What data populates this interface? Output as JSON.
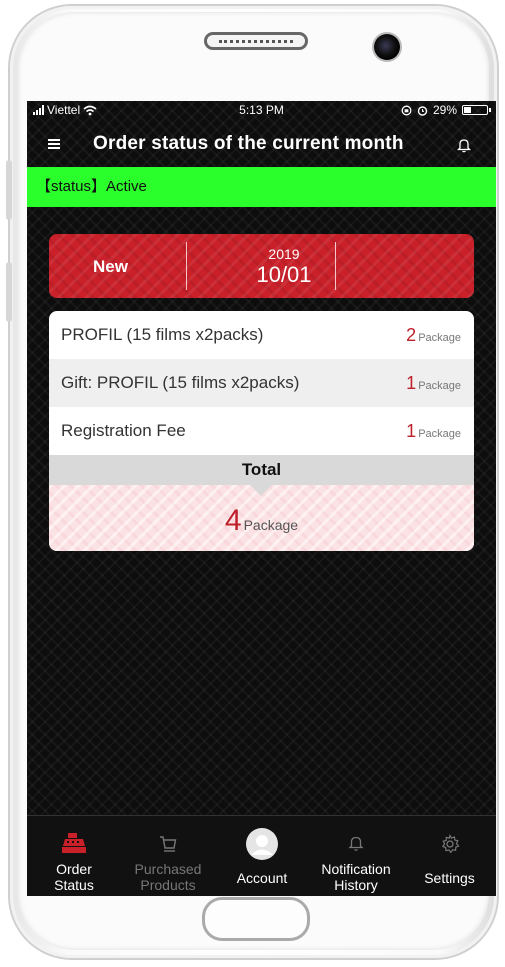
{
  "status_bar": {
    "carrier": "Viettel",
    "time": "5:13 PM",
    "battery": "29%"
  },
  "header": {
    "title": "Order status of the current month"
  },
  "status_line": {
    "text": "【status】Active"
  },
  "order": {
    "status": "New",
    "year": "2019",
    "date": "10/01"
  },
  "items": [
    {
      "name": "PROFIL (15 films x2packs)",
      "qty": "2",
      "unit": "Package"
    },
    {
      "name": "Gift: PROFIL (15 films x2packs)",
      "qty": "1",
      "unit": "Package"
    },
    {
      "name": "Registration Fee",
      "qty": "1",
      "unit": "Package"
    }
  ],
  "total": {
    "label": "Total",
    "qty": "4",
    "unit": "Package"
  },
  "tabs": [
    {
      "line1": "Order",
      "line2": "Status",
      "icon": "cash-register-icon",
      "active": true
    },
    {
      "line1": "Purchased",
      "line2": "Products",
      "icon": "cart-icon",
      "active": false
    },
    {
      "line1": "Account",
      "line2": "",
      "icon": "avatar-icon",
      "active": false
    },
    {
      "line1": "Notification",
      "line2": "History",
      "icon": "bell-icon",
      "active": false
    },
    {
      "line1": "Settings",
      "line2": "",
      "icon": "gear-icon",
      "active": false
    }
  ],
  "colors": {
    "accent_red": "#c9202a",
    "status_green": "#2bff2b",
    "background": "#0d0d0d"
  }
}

● **Description of the task**: Within the data above, pick out all lines holding the word "PROFIL".

● **Solution to this problem**:
      "name": "PROFIL (15 films x2packs)",
      "name": "Gift: PROFIL (15 films x2packs)",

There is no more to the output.